RECORDS PROVIDED

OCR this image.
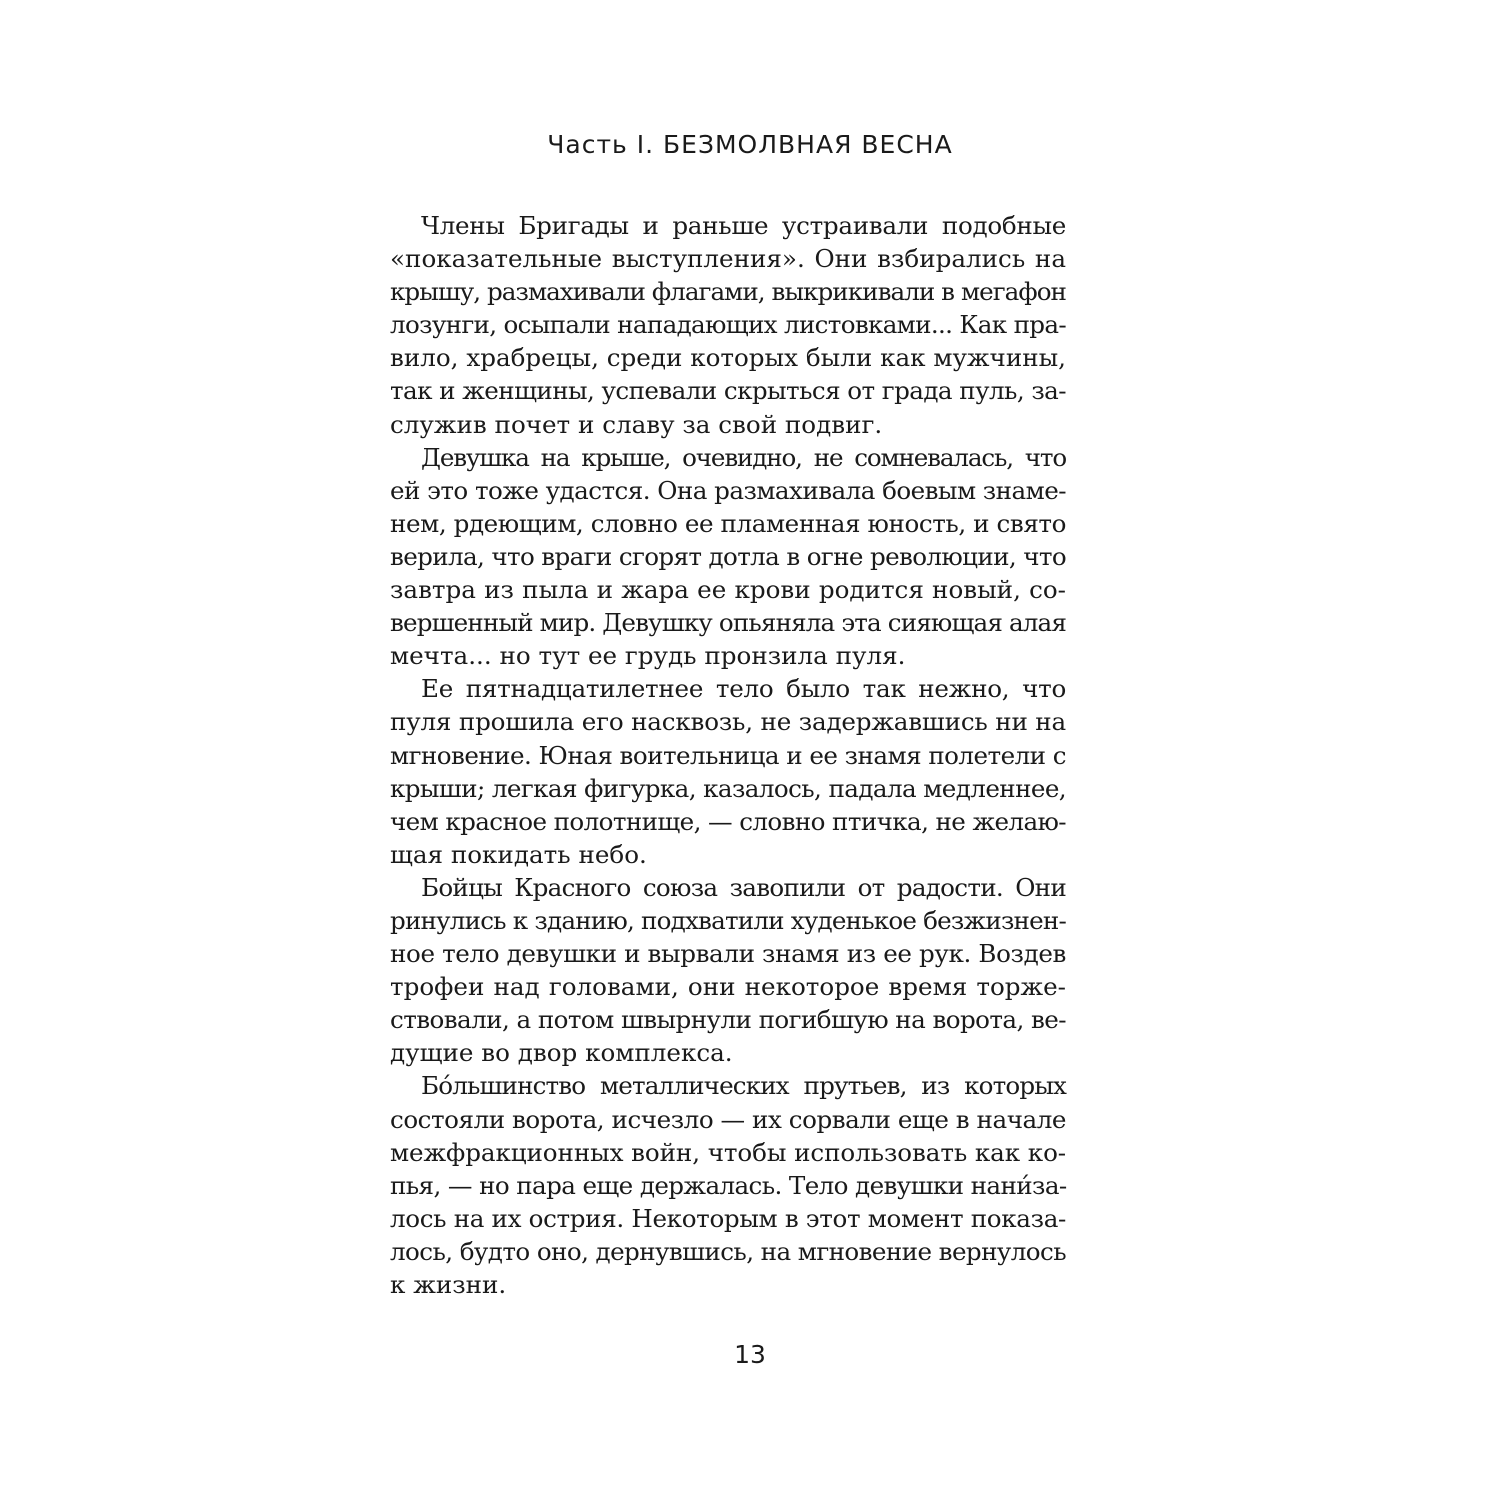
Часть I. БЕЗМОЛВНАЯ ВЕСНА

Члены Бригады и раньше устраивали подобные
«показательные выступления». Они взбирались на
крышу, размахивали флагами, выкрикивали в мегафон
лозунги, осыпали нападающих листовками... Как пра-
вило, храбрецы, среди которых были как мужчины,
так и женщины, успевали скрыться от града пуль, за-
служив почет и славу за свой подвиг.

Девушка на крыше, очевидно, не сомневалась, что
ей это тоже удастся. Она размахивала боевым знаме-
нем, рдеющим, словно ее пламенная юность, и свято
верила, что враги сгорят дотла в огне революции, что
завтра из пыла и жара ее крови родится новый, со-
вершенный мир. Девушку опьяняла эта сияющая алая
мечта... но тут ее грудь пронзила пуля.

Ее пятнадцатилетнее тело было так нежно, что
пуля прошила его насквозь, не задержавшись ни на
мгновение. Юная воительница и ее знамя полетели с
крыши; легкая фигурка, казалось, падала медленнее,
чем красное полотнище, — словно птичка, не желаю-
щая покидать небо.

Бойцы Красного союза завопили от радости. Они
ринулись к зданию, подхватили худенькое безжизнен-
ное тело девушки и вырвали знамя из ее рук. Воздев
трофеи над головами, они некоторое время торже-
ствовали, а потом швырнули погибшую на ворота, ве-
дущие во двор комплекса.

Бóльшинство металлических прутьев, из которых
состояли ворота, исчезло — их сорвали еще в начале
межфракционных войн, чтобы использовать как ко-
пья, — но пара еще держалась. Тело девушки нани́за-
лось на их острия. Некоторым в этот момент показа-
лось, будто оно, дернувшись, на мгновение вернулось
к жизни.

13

---

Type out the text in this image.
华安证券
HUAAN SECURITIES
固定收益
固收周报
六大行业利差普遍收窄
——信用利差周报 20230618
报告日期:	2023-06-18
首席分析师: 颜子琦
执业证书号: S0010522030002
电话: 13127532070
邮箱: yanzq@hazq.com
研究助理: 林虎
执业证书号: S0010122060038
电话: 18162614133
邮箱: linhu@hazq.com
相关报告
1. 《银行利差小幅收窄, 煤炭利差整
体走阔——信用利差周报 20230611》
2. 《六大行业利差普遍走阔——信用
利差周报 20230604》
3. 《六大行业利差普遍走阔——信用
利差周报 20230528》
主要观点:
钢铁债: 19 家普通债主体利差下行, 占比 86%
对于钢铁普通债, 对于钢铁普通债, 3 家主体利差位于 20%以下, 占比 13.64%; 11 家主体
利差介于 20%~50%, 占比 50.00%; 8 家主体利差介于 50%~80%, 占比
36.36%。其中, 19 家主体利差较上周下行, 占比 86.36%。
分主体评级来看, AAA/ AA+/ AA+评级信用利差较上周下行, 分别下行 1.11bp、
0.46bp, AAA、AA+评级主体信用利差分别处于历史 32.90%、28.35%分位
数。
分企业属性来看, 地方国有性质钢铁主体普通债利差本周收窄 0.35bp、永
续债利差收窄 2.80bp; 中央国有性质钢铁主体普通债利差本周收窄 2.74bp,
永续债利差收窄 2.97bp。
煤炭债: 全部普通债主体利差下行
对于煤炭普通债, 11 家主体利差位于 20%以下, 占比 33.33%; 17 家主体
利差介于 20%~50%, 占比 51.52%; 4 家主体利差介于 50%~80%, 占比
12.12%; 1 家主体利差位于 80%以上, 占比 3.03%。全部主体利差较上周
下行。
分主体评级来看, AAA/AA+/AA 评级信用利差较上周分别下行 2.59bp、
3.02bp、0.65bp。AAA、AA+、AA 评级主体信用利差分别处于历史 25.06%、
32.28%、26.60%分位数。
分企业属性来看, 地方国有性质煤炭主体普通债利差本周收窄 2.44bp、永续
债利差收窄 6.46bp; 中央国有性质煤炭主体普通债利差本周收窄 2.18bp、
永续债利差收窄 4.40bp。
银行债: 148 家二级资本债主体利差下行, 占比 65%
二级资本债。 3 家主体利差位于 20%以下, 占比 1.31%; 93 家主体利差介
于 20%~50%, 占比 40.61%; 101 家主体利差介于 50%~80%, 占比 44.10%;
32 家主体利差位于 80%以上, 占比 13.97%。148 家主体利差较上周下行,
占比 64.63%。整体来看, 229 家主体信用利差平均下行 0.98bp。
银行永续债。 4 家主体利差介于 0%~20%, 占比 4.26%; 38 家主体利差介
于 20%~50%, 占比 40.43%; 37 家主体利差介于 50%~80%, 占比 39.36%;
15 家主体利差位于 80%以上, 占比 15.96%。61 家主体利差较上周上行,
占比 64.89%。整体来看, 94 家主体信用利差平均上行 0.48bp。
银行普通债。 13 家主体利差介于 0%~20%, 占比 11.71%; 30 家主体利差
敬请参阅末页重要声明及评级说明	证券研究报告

TASK STATEMENT
Scan the listing above. Collect all lines with the word "которых".

SOLUTION TO THE PROBLEM
вило, храбрецы, среди которых были как мужчины,
Бóльшинство металлических прутьев, из которых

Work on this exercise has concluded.